§ **Available data**:

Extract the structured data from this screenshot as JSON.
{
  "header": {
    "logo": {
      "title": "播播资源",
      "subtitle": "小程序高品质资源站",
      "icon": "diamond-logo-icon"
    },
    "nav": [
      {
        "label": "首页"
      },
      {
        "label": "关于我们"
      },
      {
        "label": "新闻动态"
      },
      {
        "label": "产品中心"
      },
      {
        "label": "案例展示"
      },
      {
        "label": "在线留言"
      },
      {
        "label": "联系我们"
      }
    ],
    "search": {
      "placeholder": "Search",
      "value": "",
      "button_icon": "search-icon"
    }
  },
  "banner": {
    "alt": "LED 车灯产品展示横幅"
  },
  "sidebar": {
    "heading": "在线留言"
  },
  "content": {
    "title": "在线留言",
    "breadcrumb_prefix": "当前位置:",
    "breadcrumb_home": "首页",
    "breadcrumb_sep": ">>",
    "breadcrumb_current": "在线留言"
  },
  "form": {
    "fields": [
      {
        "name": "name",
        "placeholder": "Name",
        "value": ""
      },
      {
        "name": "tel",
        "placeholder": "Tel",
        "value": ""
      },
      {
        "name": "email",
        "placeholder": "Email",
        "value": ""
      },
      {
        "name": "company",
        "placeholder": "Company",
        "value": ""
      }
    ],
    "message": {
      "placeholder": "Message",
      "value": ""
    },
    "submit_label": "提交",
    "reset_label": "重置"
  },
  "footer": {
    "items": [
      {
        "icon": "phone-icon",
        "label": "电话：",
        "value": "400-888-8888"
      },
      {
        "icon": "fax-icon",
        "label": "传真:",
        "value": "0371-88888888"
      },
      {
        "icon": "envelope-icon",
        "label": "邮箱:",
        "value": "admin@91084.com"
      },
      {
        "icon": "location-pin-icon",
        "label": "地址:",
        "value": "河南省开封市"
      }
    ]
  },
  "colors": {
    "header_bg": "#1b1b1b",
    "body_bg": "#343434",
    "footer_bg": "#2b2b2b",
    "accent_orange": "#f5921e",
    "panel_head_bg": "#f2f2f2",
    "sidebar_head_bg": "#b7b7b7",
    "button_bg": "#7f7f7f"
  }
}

§ **Stated problem**: Write out all the records above again, exactly as they stand.

§ **Task response**:
Extract the structured data from this screenshot as JSON.
{
  "header": {
    "logo": {
      "title": "播播资源",
      "subtitle": "小程序高品质资源站",
      "icon": "diamond-logo-icon"
    },
    "nav": [
      {
        "label": "首页"
      },
      {
        "label": "关于我们"
      },
      {
        "label": "新闻动态"
      },
      {
        "label": "产品中心"
      },
      {
        "label": "案例展示"
      },
      {
        "label": "在线留言"
      },
      {
        "label": "联系我们"
      }
    ],
    "search": {
      "placeholder": "Search",
      "value": "",
      "button_icon": "search-icon"
    }
  },
  "banner": {
    "alt": "LED 车灯产品展示横幅"
  },
  "sidebar": {
    "heading": "在线留言"
  },
  "content": {
    "title": "在线留言",
    "breadcrumb_prefix": "当前位置:",
    "breadcrumb_home": "首页",
    "breadcrumb_sep": ">>",
    "breadcrumb_current": "在线留言"
  },
  "form": {
    "fields": [
      {
        "name": "name",
        "placeholder": "Name",
        "value": ""
      },
      {
        "name": "tel",
        "placeholder": "Tel",
        "value": ""
      },
      {
        "name": "email",
        "placeholder": "Email",
        "value": ""
      },
      {
        "name": "company",
        "placeholder": "Company",
        "value": ""
      }
    ],
    "message": {
      "placeholder": "Message",
      "value": ""
    },
    "submit_label": "提交",
    "reset_label": "重置"
  },
  "footer": {
    "items": [
      {
        "icon": "phone-icon",
        "label": "电话：",
        "value": "400-888-8888"
      },
      {
        "icon": "fax-icon",
        "label": "传真:",
        "value": "0371-88888888"
      },
      {
        "icon": "envelope-icon",
        "label": "邮箱:",
        "value": "admin@91084.com"
      },
      {
        "icon": "location-pin-icon",
        "label": "地址:",
        "value": "河南省开封市"
      }
    ]
  },
  "colors": {
    "header_bg": "#1b1b1b",
    "body_bg": "#343434",
    "footer_bg": "#2b2b2b",
    "accent_orange": "#f5921e",
    "panel_head_bg": "#f2f2f2",
    "sidebar_head_bg": "#b7b7b7",
    "button_bg": "#7f7f7f"
  }
}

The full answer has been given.